┏━━

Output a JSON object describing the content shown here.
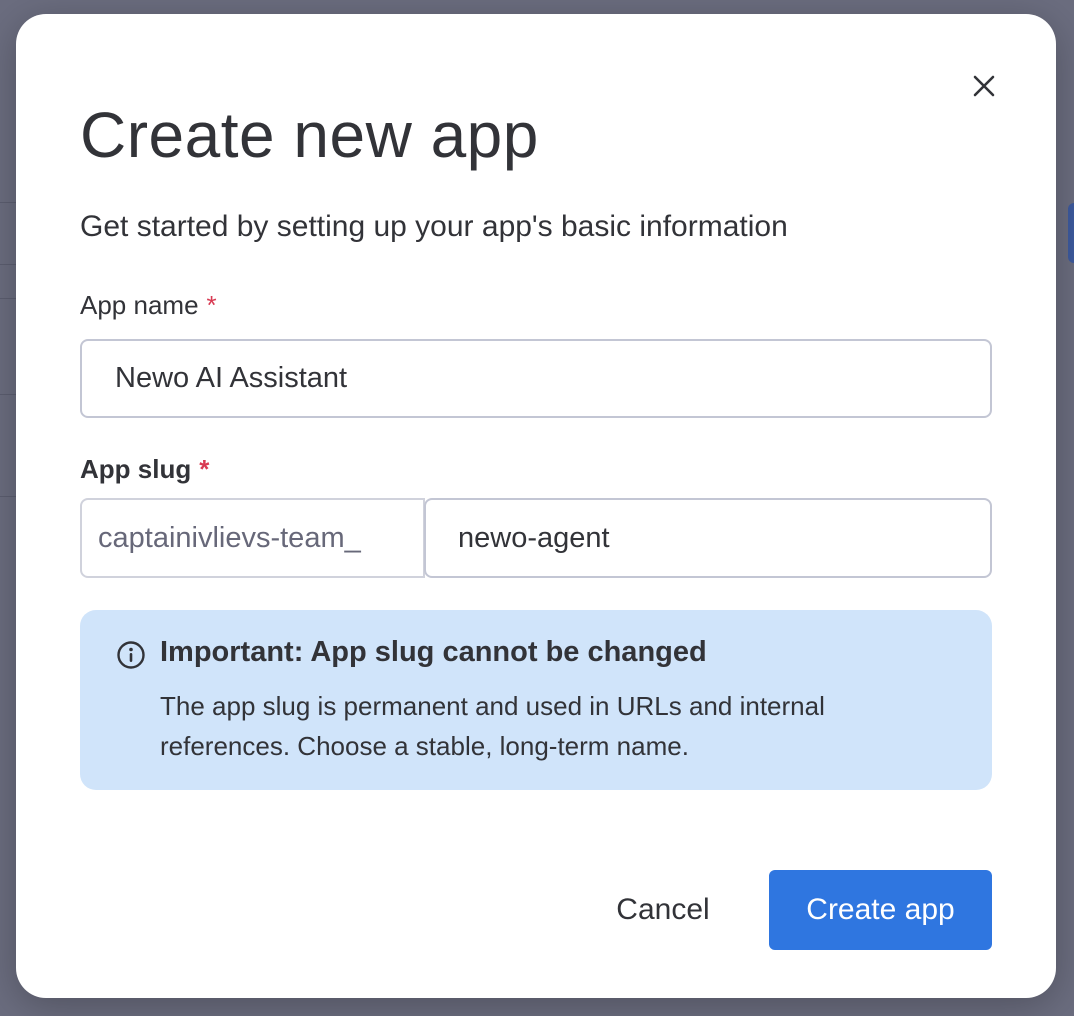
{
  "dialog": {
    "title": "Create new app",
    "subtitle": "Get started by setting up your app's basic information",
    "close_icon": "close-icon"
  },
  "form": {
    "app_name": {
      "label": "App name",
      "required_mark": "*",
      "value": "Newo AI Assistant"
    },
    "app_slug": {
      "label": "App slug",
      "required_mark": "*",
      "prefix": "captainivlievs-team_",
      "value": "newo-agent"
    }
  },
  "notice": {
    "icon": "info-icon",
    "title": "Important: App slug cannot be changed",
    "body": "The app slug is permanent and used in URLs and internal references. Choose a stable, long-term name.",
    "background_color": "#d0e4fa"
  },
  "actions": {
    "cancel_label": "Cancel",
    "create_label": "Create app",
    "primary_color": "#2f76e0"
  },
  "colors": {
    "required": "#d83a52",
    "backdrop": "#6b6d7f"
  }
}
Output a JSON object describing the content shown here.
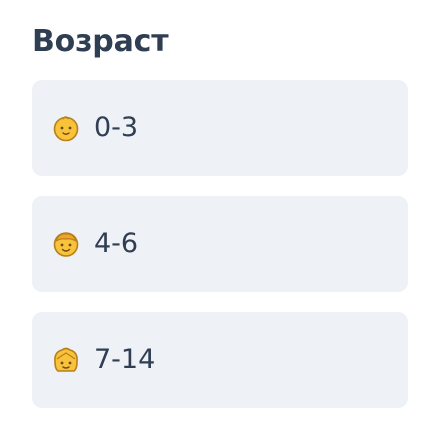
{
  "filter": {
    "title": "Возраст",
    "options": [
      {
        "label": "0-3",
        "icon": "baby-face-icon"
      },
      {
        "label": "4-6",
        "icon": "child-face-icon"
      },
      {
        "label": "7-14",
        "icon": "teen-face-icon"
      }
    ]
  },
  "colors": {
    "text": "#2f3e52",
    "option_background": "#eef1f5",
    "emoji_fill": "#f8c23a",
    "emoji_outline": "#b8801a"
  }
}
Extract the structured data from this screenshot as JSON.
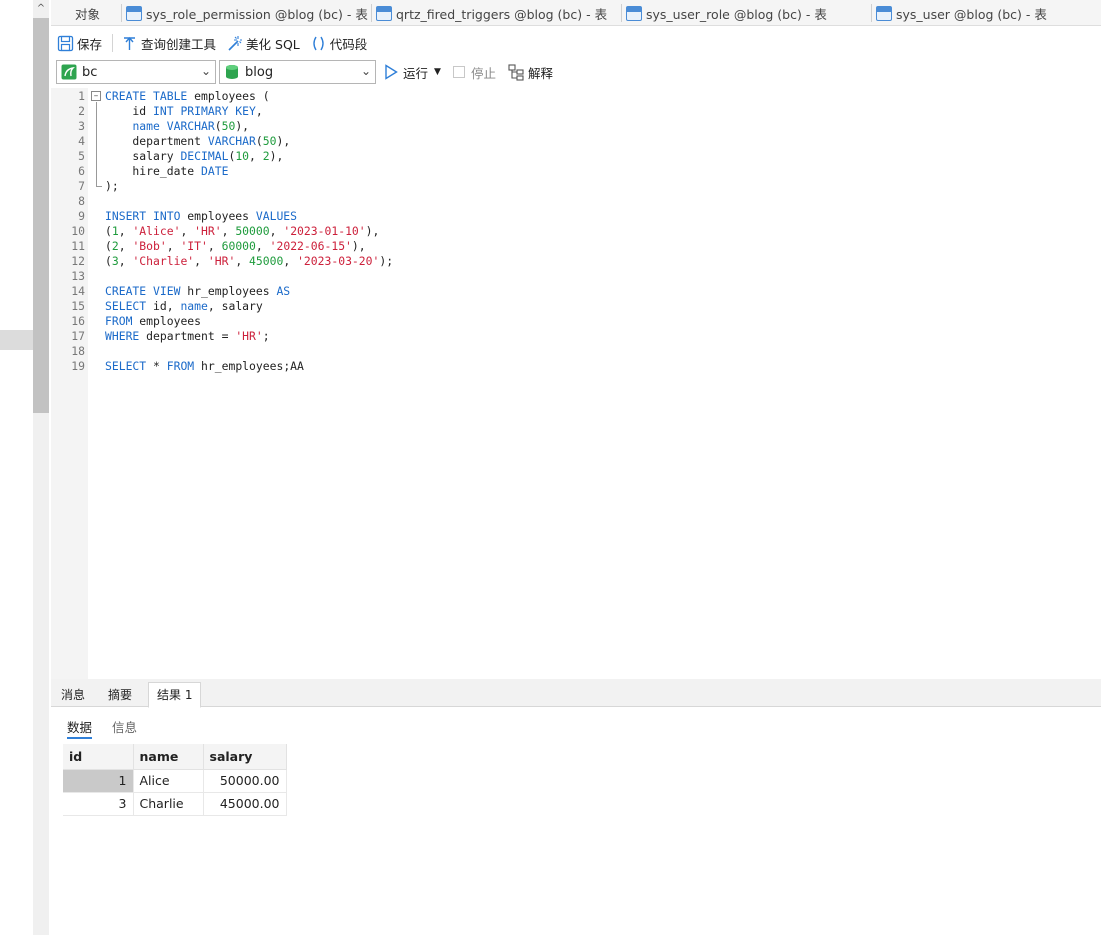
{
  "left_panel": {
    "scroll_up": "^"
  },
  "tabs": [
    {
      "label": "对象",
      "icon": null
    },
    {
      "label": "sys_role_permission @blog (bc) - 表",
      "icon": "table-icon"
    },
    {
      "label": "qrtz_fired_triggers @blog (bc) - 表",
      "icon": "table-icon"
    },
    {
      "label": "sys_user_role @blog (bc) - 表",
      "icon": "table-icon"
    },
    {
      "label": "sys_user @blog (bc) - 表",
      "icon": "table-icon"
    }
  ],
  "toolbar": {
    "save": "保存",
    "query_builder": "查询创建工具",
    "beautify": "美化 SQL",
    "snippet": "代码段"
  },
  "selectors": {
    "connection": "bc",
    "database": "blog",
    "run": "运行",
    "stop": "停止",
    "explain": "解释"
  },
  "editor": {
    "lines": [
      [
        [
          "kw",
          "CREATE TABLE"
        ],
        [
          "t",
          " employees ("
        ]
      ],
      [
        [
          "t",
          "    id "
        ],
        [
          "kw",
          "INT PRIMARY KEY"
        ],
        [
          "t",
          ","
        ]
      ],
      [
        [
          "t",
          "    "
        ],
        [
          "kw",
          "name VARCHAR"
        ],
        [
          "t",
          "("
        ],
        [
          "num",
          "50"
        ],
        [
          "t",
          "),"
        ]
      ],
      [
        [
          "t",
          "    department "
        ],
        [
          "kw",
          "VARCHAR"
        ],
        [
          "t",
          "("
        ],
        [
          "num",
          "50"
        ],
        [
          "t",
          "),"
        ]
      ],
      [
        [
          "t",
          "    salary "
        ],
        [
          "kw",
          "DECIMAL"
        ],
        [
          "t",
          "("
        ],
        [
          "num",
          "10"
        ],
        [
          "t",
          ", "
        ],
        [
          "num",
          "2"
        ],
        [
          "t",
          "),"
        ]
      ],
      [
        [
          "t",
          "    hire_date "
        ],
        [
          "kw",
          "DATE"
        ]
      ],
      [
        [
          "t",
          ");"
        ]
      ],
      [],
      [
        [
          "kw",
          "INSERT INTO"
        ],
        [
          "t",
          " employees "
        ],
        [
          "kw",
          "VALUES"
        ]
      ],
      [
        [
          "t",
          "("
        ],
        [
          "num",
          "1"
        ],
        [
          "t",
          ", "
        ],
        [
          "str",
          "'Alice'"
        ],
        [
          "t",
          ", "
        ],
        [
          "str",
          "'HR'"
        ],
        [
          "t",
          ", "
        ],
        [
          "num",
          "50000"
        ],
        [
          "t",
          ", "
        ],
        [
          "str",
          "'2023-01-10'"
        ],
        [
          "t",
          "),"
        ]
      ],
      [
        [
          "t",
          "("
        ],
        [
          "num",
          "2"
        ],
        [
          "t",
          ", "
        ],
        [
          "str",
          "'Bob'"
        ],
        [
          "t",
          ", "
        ],
        [
          "str",
          "'IT'"
        ],
        [
          "t",
          ", "
        ],
        [
          "num",
          "60000"
        ],
        [
          "t",
          ", "
        ],
        [
          "str",
          "'2022-06-15'"
        ],
        [
          "t",
          "),"
        ]
      ],
      [
        [
          "t",
          "("
        ],
        [
          "num",
          "3"
        ],
        [
          "t",
          ", "
        ],
        [
          "str",
          "'Charlie'"
        ],
        [
          "t",
          ", "
        ],
        [
          "str",
          "'HR'"
        ],
        [
          "t",
          ", "
        ],
        [
          "num",
          "45000"
        ],
        [
          "t",
          ", "
        ],
        [
          "str",
          "'2023-03-20'"
        ],
        [
          "t",
          ");"
        ]
      ],
      [],
      [
        [
          "kw",
          "CREATE VIEW"
        ],
        [
          "t",
          " hr_employees "
        ],
        [
          "kw",
          "AS"
        ]
      ],
      [
        [
          "kw",
          "SELECT"
        ],
        [
          "t",
          " id, "
        ],
        [
          "kw",
          "name"
        ],
        [
          "t",
          ", salary"
        ]
      ],
      [
        [
          "kw",
          "FROM"
        ],
        [
          "t",
          " employees"
        ]
      ],
      [
        [
          "kw",
          "WHERE"
        ],
        [
          "t",
          " department = "
        ],
        [
          "str",
          "'HR'"
        ],
        [
          "t",
          ";"
        ]
      ],
      [],
      [
        [
          "kw",
          "SELECT"
        ],
        [
          "t",
          " * "
        ],
        [
          "kw",
          "FROM"
        ],
        [
          "t",
          " hr_employees;AA"
        ]
      ]
    ]
  },
  "results": {
    "tabs": [
      "消息",
      "摘要",
      "结果 1"
    ],
    "subtabs": [
      "数据",
      "信息"
    ],
    "columns": [
      "id",
      "name",
      "salary"
    ],
    "rows": [
      [
        "1",
        "Alice",
        "50000.00"
      ],
      [
        "3",
        "Charlie",
        "45000.00"
      ]
    ]
  },
  "colors": {
    "keyword": "#1b6ac9",
    "string": "#cc1f3a",
    "number": "#1e9b3c",
    "accent": "#2f7fd8"
  }
}
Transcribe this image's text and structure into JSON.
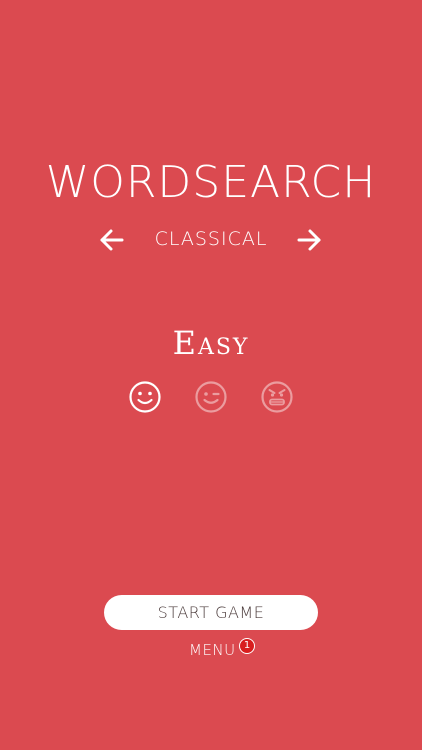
{
  "app": {
    "title": "WORDSEARCH"
  },
  "mode_selector": {
    "current_mode": "CLASSICAL",
    "prev_icon": "arrow-left-icon",
    "next_icon": "arrow-right-icon"
  },
  "difficulty": {
    "label": "Easy",
    "levels": [
      {
        "icon": "smiley-face-icon",
        "selected": true
      },
      {
        "icon": "winking-face-icon",
        "selected": false
      },
      {
        "icon": "angry-face-icon",
        "selected": false
      }
    ]
  },
  "actions": {
    "start_label": "START GAME",
    "menu_label": "MENU",
    "menu_badge_count": "1"
  },
  "colors": {
    "background": "#db4a50",
    "foreground": "#ffffff",
    "badge": "#d81e1e",
    "button_text": "#4a3a3a"
  }
}
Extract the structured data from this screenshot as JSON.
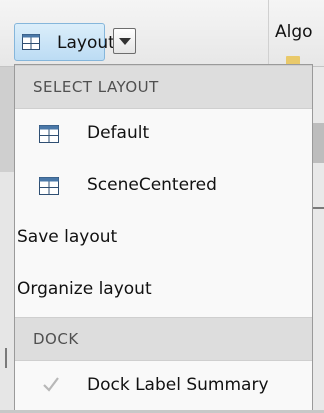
{
  "toolbar": {
    "layout_button_label": "Layout",
    "algo_label": "Algo"
  },
  "menu": {
    "section_layout": "SELECT LAYOUT",
    "layouts": [
      {
        "label": "Default",
        "icon": "grid-layout-icon"
      },
      {
        "label": "SceneCentered",
        "icon": "grid-layout-icon"
      }
    ],
    "save_layout": "Save layout",
    "organize_layout": "Organize layout",
    "section_dock": "DOCK",
    "dock_items": [
      {
        "label": "Dock Label Summary",
        "icon": "checkmark-icon",
        "checked": true
      }
    ]
  },
  "colors": {
    "accent_button": "#bcdcf4",
    "section_header": "#dddddd",
    "menu_background": "#f9f9f9"
  }
}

┗━━

● What you will do
Using the listing above, pull out all lines that hold the word "arrow".

● Complete answer
    "prev_icon": "arrow-left-icon",
    "next_icon": "arrow-right-icon"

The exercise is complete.